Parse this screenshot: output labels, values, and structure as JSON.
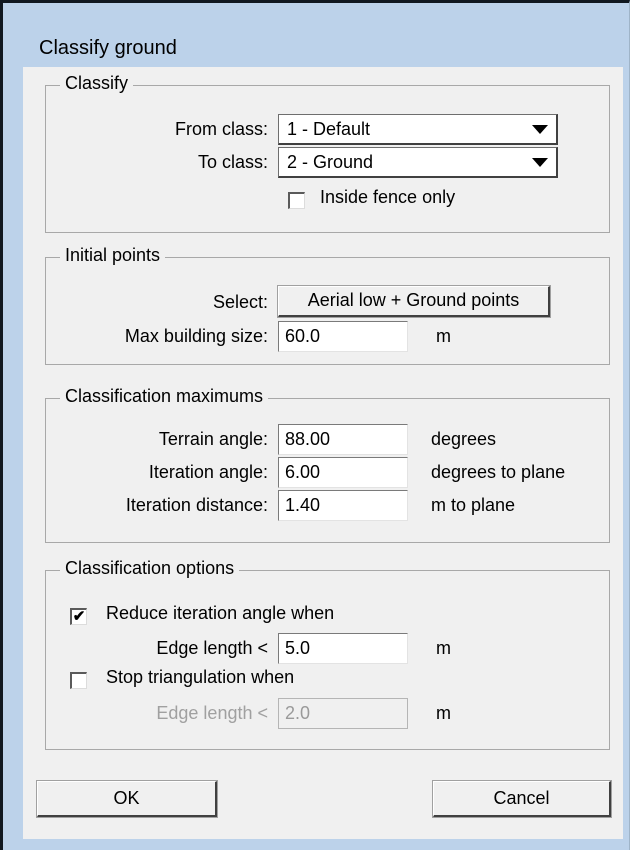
{
  "window": {
    "title": "Classify ground"
  },
  "classify": {
    "title": "Classify",
    "from_label": "From class:",
    "from_value": "1 - Default",
    "to_label": "To class:",
    "to_value": "2 - Ground",
    "inside_fence_label": "Inside fence only",
    "inside_fence_checked": false
  },
  "initial_points": {
    "title": "Initial points",
    "select_label": "Select:",
    "select_button": "Aerial low + Ground points",
    "max_building_label": "Max building size:",
    "max_building_value": "60.0",
    "max_building_unit": "m"
  },
  "maximums": {
    "title": "Classification maximums",
    "terrain_label": "Terrain angle:",
    "terrain_value": "88.00",
    "terrain_unit": "degrees",
    "iter_angle_label": "Iteration angle:",
    "iter_angle_value": "6.00",
    "iter_angle_unit": "degrees to plane",
    "iter_dist_label": "Iteration distance:",
    "iter_dist_value": "1.40",
    "iter_dist_unit": "m  to plane"
  },
  "options": {
    "title": "Classification options",
    "reduce_label": "Reduce iteration angle when",
    "reduce_checked": true,
    "reduce_edge_label": "Edge length <",
    "reduce_edge_value": "5.0",
    "reduce_edge_unit": "m",
    "stop_label": "Stop triangulation when",
    "stop_checked": false,
    "stop_edge_label": "Edge length <",
    "stop_edge_value": "2.0",
    "stop_edge_unit": "m"
  },
  "buttons": {
    "ok": "OK",
    "cancel": "Cancel"
  },
  "check_mark": "✔"
}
◆ ◆ ◆
Goal of the exercise:
Leave out the pictures and transcribe everything else exactly.

Reply:
Parse this screenshot: output labels, values, and structure as JSON.
{
  "window": {
    "title": "Classify ground"
  },
  "classify": {
    "title": "Classify",
    "from_label": "From class:",
    "from_value": "1 - Default",
    "to_label": "To class:",
    "to_value": "2 - Ground",
    "inside_fence_label": "Inside fence only",
    "inside_fence_checked": false
  },
  "initial_points": {
    "title": "Initial points",
    "select_label": "Select:",
    "select_button": "Aerial low + Ground points",
    "max_building_label": "Max building size:",
    "max_building_value": "60.0",
    "max_building_unit": "m"
  },
  "maximums": {
    "title": "Classification maximums",
    "terrain_label": "Terrain angle:",
    "terrain_value": "88.00",
    "terrain_unit": "degrees",
    "iter_angle_label": "Iteration angle:",
    "iter_angle_value": "6.00",
    "iter_angle_unit": "degrees to plane",
    "iter_dist_label": "Iteration distance:",
    "iter_dist_value": "1.40",
    "iter_dist_unit": "m  to plane"
  },
  "options": {
    "title": "Classification options",
    "reduce_label": "Reduce iteration angle when",
    "reduce_checked": true,
    "reduce_edge_label": "Edge length <",
    "reduce_edge_value": "5.0",
    "reduce_edge_unit": "m",
    "stop_label": "Stop triangulation when",
    "stop_checked": false,
    "stop_edge_label": "Edge length <",
    "stop_edge_value": "2.0",
    "stop_edge_unit": "m"
  },
  "buttons": {
    "ok": "OK",
    "cancel": "Cancel"
  },
  "check_mark": "✔"
}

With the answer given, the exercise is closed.